* _Source text_:

━━━━━━━━

This question already has answers here:
Why are these constructs using pre and post-increment undefined behavior?
(14 answers)
Unintended multiple evaluation of parameter in macro
(1 answer)
Closed 6 years ago.
#include <stdio.h>
// 2.1
#define subm(a,b) (a - b)
#define cubem(a) (a * a * a)
#define minm minf
#define oddm oddf
//---------------------------Given Code------------------------------------
int subf(int a, int b) {
return a - b;
}
int cubef(int a) {
return a * a * a;
}
int minf(int a, int b) {
if (a <= b) {
return a;
} else {
return b;
}
}
int oddf(int a) {
if (a % 2 == 0) {
return 0;
} else {
return 1;
}
}
//----------------------------Given Code----------------------------------
// 2.2
int main() {
int a = 5;
int b = 7;
subf(a,b);printf("subf = %d\n", subf(a,b));
subm(a,b);printf("subm = %d\n", subm(a,b));
subf(a++,b--);printf("subf = %d\n", subf(a++,b--));
subm(a++,b--);printf("subm = %d\n", subm(a++,b--));
cubef(a);printf("cubef = %d\n", cubef(a));
cubem(a);printf("cubem = %d\n", cubem(a));
cubef(--a);printf("cubef = %d\n", cubef(--a));
cubem(--a);printf("cubem = %d\n", cubem(--a));
minf(a,b);printf("minf = %d\n", minf(a,b));
minm(a,b);printf("minm = %d\n", minm(a,b));
minf(--a,--b);printf("minf = %d\n", minf(--a,--b));
minm(--a,--b);printf("minm = %d\n", minm(--a,--b));
oddf(a);printf("oddf = %d\n", oddf(a));
oddm(a);printf("oddm = %d\n", oddm(a));
oddf(a++);printf("oddf = %d\n", oddf(a++));
oddm(a++);printf("oddm = %d\n", oddm(a++));
}
I'm having some trouble with putting the functions inside the macro. My professor wants us to understand how macro and functions are processed. The way I'm doing it is basically as you see here, but it's not working correctly, or at least
#define cubem(a) (a * a * a)
Is generating an error and I don't know why. Can someone please help?
edit: the error is as shown
hw02q2.c:42:31: warning: multiple unsequenced modifications to 'a'
[-Wunsequenced]
printf("cubem = %d\n", cubem(--a));
^~
hw02q2.c:4:19: note: expanded from macro 'cubem'
#define cubem(a) (a * a * a)

━━━━━━━━

* _Complete the following_:
#1 Repeat everything in the C macro post from "This question already" down to "6 years ago.".
#2 In the C macro post, what does the compiler warning say about 'a'?

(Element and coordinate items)
━━━━━━━━

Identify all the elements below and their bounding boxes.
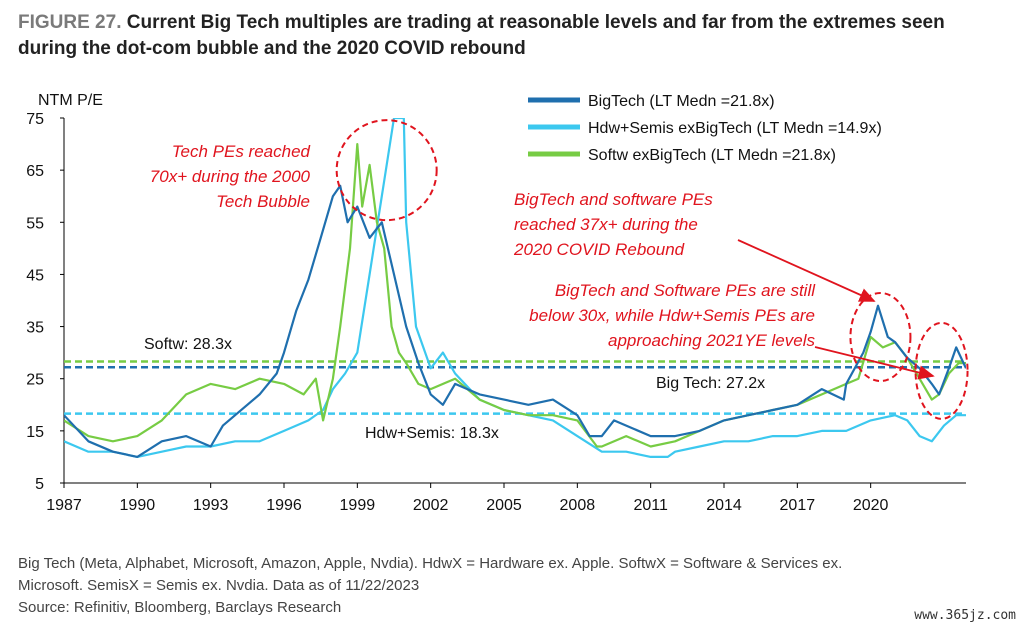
x-tick-label: 2008 bbox=[560, 497, 596, 514]
x-tick-label: 1999 bbox=[340, 497, 376, 514]
figure-title-text: Current Big Tech multiples are trading a… bbox=[18, 12, 945, 59]
x-tick-label: 2002 bbox=[413, 497, 449, 514]
reference-label-softw: Softw: 28.3x bbox=[144, 336, 232, 353]
annotation-arrow-current bbox=[814, 346, 935, 380]
y-tick-label: 25 bbox=[26, 372, 44, 389]
reference-label-bigtech: Big Tech: 27.2x bbox=[656, 375, 765, 392]
x-tick-label: 2014 bbox=[706, 497, 742, 514]
watermark: www.365jz.com bbox=[914, 608, 1016, 623]
y-tick-label: 15 bbox=[26, 424, 44, 441]
figure-title: FIGURE 27. Current Big Tech multiples ar… bbox=[18, 10, 1008, 62]
x-tick-label: 2005 bbox=[486, 497, 522, 514]
reference-label-hdw: Hdw+Semis: 18.3x bbox=[365, 425, 499, 442]
y-tick-label: 35 bbox=[26, 320, 44, 337]
annotation-dotcom-line: Tech PEs reached bbox=[172, 142, 311, 161]
y-tick-label: 5 bbox=[35, 476, 44, 493]
pe-line-chart: 5 15 25 35 45 55 65 75 NTM P/E 1987 1990 1993 1996 19… bbox=[26, 92, 969, 514]
y-tick-label: 75 bbox=[26, 111, 44, 128]
x-tick-label: 1987 bbox=[46, 497, 82, 514]
footnote-line-1: Big Tech (Meta, Alphabet, Microsoft, Ama… bbox=[18, 555, 843, 572]
footnote-line-2: Microsoft. SemisX = Semis ex. Nvdia. Dat… bbox=[18, 577, 420, 594]
highlight-circle bbox=[914, 321, 969, 420]
figure-label: FIGURE 27. bbox=[18, 12, 122, 33]
annotation-current-line: below 30x, while Hdw+Semis PEs are bbox=[529, 306, 815, 325]
series-line-softw bbox=[64, 143, 966, 448]
legend-entry-hdw: Hdw+Semis exBigTech (LT Medn =14.9x) bbox=[588, 120, 882, 137]
y-tick-label: 65 bbox=[26, 163, 44, 180]
y-axis-label: NTM P/E bbox=[38, 92, 103, 109]
annotation-current-line: approaching 2021YE levels bbox=[608, 331, 815, 350]
x-tick-label: 1996 bbox=[266, 497, 302, 514]
legend-entry-bigtech: BigTech (LT Medn =21.8x) bbox=[588, 93, 775, 110]
highlight-circle bbox=[335, 119, 438, 222]
x-tick-label: 2017 bbox=[780, 497, 816, 514]
annotation-covid-line: reached 37x+ during the bbox=[514, 215, 698, 234]
x-tick-label: 1993 bbox=[193, 497, 229, 514]
annotation-covid-line: BigTech and software PEs bbox=[514, 190, 713, 209]
series-line-bigtech bbox=[64, 184, 966, 458]
y-tick-label: 45 bbox=[26, 267, 44, 284]
y-tick-label: 55 bbox=[26, 215, 44, 232]
highlight-circle bbox=[849, 292, 912, 382]
x-tick-label: 1990 bbox=[120, 497, 156, 514]
annotation-dotcom-line: Tech Bubble bbox=[216, 192, 310, 211]
x-tick-label: 2020 bbox=[853, 497, 889, 514]
source-line: Source: Refinitiv, Bloomberg, Barclays R… bbox=[18, 599, 342, 616]
annotation-arrow-covid bbox=[737, 239, 876, 302]
annotation-current-line: BigTech and Software PEs are still bbox=[555, 281, 816, 300]
legend-entry-softw: Softw exBigTech (LT Medn =21.8x) bbox=[588, 147, 836, 164]
x-tick-label: 2011 bbox=[633, 497, 668, 514]
annotation-covid-line: 2020 COVID Rebound bbox=[513, 240, 685, 259]
footnote: Big Tech (Meta, Alphabet, Microsoft, Ama… bbox=[18, 553, 1008, 619]
annotation-dotcom-line: 70x+ during the 2000 bbox=[150, 167, 311, 186]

━━━━━━━━

* _Answers by task_:
#1
This question already has answers here:
Why are these constructs using pre and post-increment undefined behavior?
(14 answers)
Unintended multiple evaluation of parameter in macro
(1 answer)
Closed 6 years ago.

#2 It reports multiple unsequenced modifications to 'a'.